Selected text —
Tn-seq was used to determine gene essentiality of S. aureus as a monospecies, as well as in a coinfection with P. aeruginosa, in a murine chronic surgical wound model [42]. Analysis of these community-dependent essential (CoDE) genes showed that S. aureus toxins, including phenol-soluble modulins, and the type VII secretion system are critical for fitness in such multispecies environments. Comparison of these data with previous studies from murine abscess and osteomyelitis models showed that the changes in the S. aureus essential genome among monospecies infections in different environments are fewer than the changes between a monospecies infection and co-infection. Similar experiments in the oral pathogen Aggregatibacter actinomycetemcomitans in pair-wise co-infections with twenty-five diverse species identified specific metabolic pathways, efflux pumps, and stress response genes as CoDE genes in multiple co-infections [43]. These studies support the idea that numerous novel targets for antimicrobial development may be missed by elucidating fitness determinants of pathogens in monospecies conditions.

Experimental evolution

Another approach that has been utilized to elucidate the selective pressures that exist in multispecies communities along with the genetic determinants of increased fitness, is experimental evolution, both in multispecies systems and in the presence of exogenous secreted effectors from another species.

Coevolution of P. aeruginosa and S. aureus in vitro revealed adaptive mutations in P. aeruginosa, the most significant of which were in the glycosyltransferase WbpL, which is involved in the biosynthesis of major components of the cell surface lipopolysaccharide (LPS) [44]. Mutations in wbpL led to a substantial fitness advantage compared with the parental strain, in the presence of S. aureus, suggesting that the loss of LPS was a major fitness determinant of P. aeruginosa in such communities. A similar adaptation has been seen in cystic fibrosis P. aeruginosa isolates that likely adapt to the existing polymicrobial community, including S. aureus, suggesting that laboratory evolution can reveal genetic determinants of fitness in native polymicrobial niches [45].

Experimental evolution of E. coli in the presence of either cell-free supernatant from P. aeruginosa, or pyocyanin, a redox-active phenazine molecule produced by P. aeruginosa, revealed likely loss-of-function mutations in MprA, a transcriptional repressor of efflux pumps, and the OmpC porin, and putative gain-of-function mutations in Fpr, an enzyme involved in anaerobic metabolism, in the evolved populations [46]. Targeted validation experiments indicated that the upregulation of specific efflux pumps could increase the fitness of E. coli in the presence of P. aeruginosa antimicrobials. These experiments also suggested that the E. coli OmpC porin is likely one of the main routes of entry for pyocyanin, and Fpr activity is potentially rate-limiting for anaerobic metabolism induced by pyocyanin, thus revealing major fitness determinants of E. coli in this interaction, as well as putative mechanisms crucial for increased E. coli fitness.

Prompt 1 —
From the passage on bacterial fitness in multispecies communities, can you extract everything from "Coevolution of P." down to "polymicrobial niches [45]."?
Prompt 2 —
What does the passage on bacterial fitness in multispecies communities say on these points?
(a) Which S. aureus factors were critical for fitness in the coinfection with P. aeruginosa in the murine chronic surgical wound model?
(b) Which glycosyltransferase carried the most significant adaptive mutations when P. aeruginosa coevolved with S. aureus in vitro?
(c) What kind of protein is MprA in E. coli?
Prompt 3 —
Could you carry on the passage on bacterial fitness in multispecies communities from where it stops?

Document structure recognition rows

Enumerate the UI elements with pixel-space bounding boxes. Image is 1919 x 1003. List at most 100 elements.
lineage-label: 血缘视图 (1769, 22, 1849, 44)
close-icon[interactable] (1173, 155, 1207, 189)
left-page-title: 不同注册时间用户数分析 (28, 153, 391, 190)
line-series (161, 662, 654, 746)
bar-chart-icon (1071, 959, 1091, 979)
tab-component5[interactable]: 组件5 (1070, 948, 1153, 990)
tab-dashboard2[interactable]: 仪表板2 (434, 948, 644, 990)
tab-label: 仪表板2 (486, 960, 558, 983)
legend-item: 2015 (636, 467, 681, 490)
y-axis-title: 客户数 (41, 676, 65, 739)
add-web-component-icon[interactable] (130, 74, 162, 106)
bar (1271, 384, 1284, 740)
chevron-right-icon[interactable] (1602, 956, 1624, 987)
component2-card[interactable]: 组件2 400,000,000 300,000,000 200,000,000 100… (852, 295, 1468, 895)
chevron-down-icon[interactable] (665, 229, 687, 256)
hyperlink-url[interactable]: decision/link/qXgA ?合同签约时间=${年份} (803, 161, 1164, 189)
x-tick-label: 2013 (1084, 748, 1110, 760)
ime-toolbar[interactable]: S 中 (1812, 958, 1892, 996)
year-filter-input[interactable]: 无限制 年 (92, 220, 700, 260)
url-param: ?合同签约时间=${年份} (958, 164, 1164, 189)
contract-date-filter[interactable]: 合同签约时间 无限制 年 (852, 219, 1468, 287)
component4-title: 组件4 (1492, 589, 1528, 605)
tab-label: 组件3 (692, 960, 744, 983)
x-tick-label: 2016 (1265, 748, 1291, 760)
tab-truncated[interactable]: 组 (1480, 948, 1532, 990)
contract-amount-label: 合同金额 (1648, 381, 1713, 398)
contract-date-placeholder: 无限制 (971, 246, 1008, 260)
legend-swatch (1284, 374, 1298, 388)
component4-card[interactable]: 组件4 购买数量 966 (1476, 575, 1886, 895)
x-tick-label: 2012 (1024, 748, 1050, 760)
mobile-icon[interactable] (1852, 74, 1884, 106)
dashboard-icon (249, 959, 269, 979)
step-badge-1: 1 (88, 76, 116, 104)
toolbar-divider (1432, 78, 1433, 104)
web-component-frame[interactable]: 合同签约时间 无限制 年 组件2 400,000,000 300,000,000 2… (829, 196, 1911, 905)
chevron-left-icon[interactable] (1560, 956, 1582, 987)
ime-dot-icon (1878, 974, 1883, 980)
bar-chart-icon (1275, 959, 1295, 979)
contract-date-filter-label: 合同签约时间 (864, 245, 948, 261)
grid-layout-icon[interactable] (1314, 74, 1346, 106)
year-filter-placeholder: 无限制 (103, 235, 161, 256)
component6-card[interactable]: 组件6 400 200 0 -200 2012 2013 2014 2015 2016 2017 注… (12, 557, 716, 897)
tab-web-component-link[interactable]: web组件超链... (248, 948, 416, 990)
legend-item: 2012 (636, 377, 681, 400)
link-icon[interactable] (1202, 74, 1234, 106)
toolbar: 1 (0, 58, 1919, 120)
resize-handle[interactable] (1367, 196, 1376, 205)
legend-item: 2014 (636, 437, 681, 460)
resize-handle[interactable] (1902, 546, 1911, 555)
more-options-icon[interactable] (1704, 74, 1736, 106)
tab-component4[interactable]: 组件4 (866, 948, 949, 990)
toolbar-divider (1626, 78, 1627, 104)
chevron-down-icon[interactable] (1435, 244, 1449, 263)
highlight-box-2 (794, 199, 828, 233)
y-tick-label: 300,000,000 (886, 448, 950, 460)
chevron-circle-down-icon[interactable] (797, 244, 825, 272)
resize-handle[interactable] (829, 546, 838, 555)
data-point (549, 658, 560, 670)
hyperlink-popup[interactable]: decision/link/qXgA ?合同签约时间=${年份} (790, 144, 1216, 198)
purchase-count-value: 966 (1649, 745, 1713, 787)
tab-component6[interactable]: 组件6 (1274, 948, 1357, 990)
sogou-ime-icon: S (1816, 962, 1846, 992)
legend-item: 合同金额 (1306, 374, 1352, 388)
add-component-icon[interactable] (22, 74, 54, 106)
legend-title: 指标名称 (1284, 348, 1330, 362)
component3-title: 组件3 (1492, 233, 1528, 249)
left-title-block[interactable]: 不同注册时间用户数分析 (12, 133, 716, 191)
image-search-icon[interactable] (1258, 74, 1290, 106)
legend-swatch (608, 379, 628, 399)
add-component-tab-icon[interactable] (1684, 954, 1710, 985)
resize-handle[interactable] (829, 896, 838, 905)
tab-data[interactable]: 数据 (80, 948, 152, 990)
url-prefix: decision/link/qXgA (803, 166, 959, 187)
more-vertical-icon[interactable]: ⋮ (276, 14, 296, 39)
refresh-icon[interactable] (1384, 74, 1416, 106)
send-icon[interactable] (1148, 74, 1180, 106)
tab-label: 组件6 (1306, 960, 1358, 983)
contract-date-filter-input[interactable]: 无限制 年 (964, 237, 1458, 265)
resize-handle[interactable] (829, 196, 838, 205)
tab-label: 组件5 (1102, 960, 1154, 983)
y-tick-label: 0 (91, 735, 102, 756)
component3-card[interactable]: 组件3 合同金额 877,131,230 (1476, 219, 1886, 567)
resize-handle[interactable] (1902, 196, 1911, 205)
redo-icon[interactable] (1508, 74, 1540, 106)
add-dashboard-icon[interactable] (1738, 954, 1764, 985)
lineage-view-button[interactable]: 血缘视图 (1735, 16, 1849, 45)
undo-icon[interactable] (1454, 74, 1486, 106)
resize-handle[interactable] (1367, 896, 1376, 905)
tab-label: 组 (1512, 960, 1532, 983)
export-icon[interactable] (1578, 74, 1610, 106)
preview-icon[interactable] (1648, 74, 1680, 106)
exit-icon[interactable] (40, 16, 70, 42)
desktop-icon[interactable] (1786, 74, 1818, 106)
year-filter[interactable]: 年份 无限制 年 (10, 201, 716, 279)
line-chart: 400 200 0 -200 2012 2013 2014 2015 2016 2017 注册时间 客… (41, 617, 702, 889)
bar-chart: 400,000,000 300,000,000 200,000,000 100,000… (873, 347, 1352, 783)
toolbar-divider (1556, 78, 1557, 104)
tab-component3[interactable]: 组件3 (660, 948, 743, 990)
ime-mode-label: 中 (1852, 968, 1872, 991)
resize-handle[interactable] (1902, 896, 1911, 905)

Exercise response 1 —
Coevolution of P. aeruginosa and S. aureus in vitro revealed adaptive mutations in P. aeruginosa, the most significant of which were in the glycosyltransferase WbpL, which is involved in the biosynthesis of major components of the cell surface lipopolysaccharide (LPS) [44]. Mutations in wbpL led to a substantial fitness advantage compared with the parental strain, in the presence of S. aureus, suggesting that the loss of LPS was a major fitness determinant of P. aeruginosa in such communities. A similar adaptation has been seen in cystic fibrosis P. aeruginosa isolates that likely adapt to the existing polymicrobial community, including S. aureus, suggesting that laboratory evolution can reveal genetic determinants of fitness in native polymicrobial niches [45].

Exercise response 2 —
(a) S. aureus toxins, including phenol-soluble modulins, and the type VII secretion system.
(b) WbpL.
(c) A transcriptional repressor of efflux pumps.

Exercise response 3 —
Genomic studies can thus pinpoint the genes important for specific microbial interactions as well as overall fitness in multispecies communities, and can help to elucidate the underlying mechanisms. Genomic screens have the advantage of revealing fitness effects across the genome in a single experiment, as well as being amenable for subtle phenotypic screens, but typically query loss-of-function mutations. Experimental evolution can query more diverse genetic changes including gain of function mutations, as well as multiple mutations, but is limited to identifying determinants only of increased fitness.

Integration of genomic and physiological approaches

The above techniques reveal different facets of microbial interactions including the transcriptional and functional responses of cells to exogenous species, and the genetic determinants that influence these phenotypes. Integration of these approaches can provide a more complete mechanistic dissection of a given microbial interaction, and is therefore a necessary step towards a better understanding of microbial communities, and the modulation of these for human health and biotechnological purposes.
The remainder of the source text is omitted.